[start Listed records]

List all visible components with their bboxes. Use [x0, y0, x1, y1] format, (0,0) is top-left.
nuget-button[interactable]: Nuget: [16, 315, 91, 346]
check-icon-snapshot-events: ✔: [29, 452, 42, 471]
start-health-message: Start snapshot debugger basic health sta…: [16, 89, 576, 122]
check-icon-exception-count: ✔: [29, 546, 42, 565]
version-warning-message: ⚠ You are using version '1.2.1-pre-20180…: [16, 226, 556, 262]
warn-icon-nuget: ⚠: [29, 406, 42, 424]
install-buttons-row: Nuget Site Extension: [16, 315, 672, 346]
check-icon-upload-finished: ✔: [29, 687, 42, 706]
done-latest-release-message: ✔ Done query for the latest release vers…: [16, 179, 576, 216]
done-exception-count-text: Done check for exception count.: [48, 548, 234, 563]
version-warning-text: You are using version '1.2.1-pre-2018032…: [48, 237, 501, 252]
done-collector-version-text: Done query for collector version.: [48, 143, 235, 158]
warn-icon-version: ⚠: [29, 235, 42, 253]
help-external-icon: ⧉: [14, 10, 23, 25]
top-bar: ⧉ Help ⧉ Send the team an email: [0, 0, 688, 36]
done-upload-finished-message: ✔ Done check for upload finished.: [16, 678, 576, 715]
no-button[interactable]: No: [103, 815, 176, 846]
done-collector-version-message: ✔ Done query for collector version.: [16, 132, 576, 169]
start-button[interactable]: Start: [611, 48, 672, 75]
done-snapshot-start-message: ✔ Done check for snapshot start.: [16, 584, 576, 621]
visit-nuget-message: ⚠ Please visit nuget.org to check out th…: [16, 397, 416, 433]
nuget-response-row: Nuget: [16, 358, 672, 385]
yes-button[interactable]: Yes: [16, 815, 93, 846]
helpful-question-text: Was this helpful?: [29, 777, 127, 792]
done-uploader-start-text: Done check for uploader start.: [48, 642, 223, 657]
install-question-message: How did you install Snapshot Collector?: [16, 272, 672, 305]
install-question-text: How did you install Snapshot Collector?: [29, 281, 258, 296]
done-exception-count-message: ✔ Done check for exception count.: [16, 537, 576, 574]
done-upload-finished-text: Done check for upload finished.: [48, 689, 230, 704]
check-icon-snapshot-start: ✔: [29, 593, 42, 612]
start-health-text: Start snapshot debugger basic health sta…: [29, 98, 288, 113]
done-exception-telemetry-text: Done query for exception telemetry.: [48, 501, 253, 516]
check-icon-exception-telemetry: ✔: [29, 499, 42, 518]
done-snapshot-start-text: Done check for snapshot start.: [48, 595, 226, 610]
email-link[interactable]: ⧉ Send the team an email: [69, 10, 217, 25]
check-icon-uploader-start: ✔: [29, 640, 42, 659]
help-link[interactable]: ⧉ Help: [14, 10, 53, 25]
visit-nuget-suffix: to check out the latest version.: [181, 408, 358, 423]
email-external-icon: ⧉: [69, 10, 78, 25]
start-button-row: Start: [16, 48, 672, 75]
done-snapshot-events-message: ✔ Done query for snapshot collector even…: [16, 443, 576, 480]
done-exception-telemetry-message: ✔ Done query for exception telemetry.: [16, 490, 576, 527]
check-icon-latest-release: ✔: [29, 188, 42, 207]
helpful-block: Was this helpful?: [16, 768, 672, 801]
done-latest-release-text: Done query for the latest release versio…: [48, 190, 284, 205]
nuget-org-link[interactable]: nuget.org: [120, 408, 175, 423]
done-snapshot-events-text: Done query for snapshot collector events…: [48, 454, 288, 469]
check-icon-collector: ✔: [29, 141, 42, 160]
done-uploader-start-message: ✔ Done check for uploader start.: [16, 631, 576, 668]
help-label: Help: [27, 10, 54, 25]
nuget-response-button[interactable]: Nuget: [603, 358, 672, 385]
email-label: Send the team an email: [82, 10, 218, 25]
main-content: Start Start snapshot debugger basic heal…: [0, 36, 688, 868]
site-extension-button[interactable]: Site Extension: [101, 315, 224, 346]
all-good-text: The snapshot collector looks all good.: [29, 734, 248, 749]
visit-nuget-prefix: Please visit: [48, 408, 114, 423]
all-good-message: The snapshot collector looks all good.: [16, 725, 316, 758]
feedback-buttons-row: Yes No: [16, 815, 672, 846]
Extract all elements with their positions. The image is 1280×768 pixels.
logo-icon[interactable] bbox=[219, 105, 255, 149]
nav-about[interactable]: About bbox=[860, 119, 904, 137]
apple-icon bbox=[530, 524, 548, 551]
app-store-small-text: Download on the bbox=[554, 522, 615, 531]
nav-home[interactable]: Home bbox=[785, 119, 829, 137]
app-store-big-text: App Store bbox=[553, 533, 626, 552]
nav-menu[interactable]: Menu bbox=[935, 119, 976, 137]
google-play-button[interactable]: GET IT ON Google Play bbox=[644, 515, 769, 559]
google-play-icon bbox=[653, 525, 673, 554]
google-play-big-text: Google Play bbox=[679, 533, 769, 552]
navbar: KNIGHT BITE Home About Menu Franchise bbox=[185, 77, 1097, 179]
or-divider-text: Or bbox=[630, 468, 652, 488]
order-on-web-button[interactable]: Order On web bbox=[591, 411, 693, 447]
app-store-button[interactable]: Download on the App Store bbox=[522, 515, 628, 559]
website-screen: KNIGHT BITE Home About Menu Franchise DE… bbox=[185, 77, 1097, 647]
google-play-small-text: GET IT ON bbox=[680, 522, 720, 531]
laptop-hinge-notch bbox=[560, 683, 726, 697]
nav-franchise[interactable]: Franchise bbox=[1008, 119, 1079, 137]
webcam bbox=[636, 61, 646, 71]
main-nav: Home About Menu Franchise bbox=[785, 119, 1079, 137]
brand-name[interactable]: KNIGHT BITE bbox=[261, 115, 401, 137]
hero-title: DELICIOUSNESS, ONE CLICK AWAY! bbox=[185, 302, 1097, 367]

[end Listed records]

◆ **What needs to be done**:
Count the lines in the records above that contain the string "visit", matching case exactly. Give only the number.

◆ **Finished task**:
3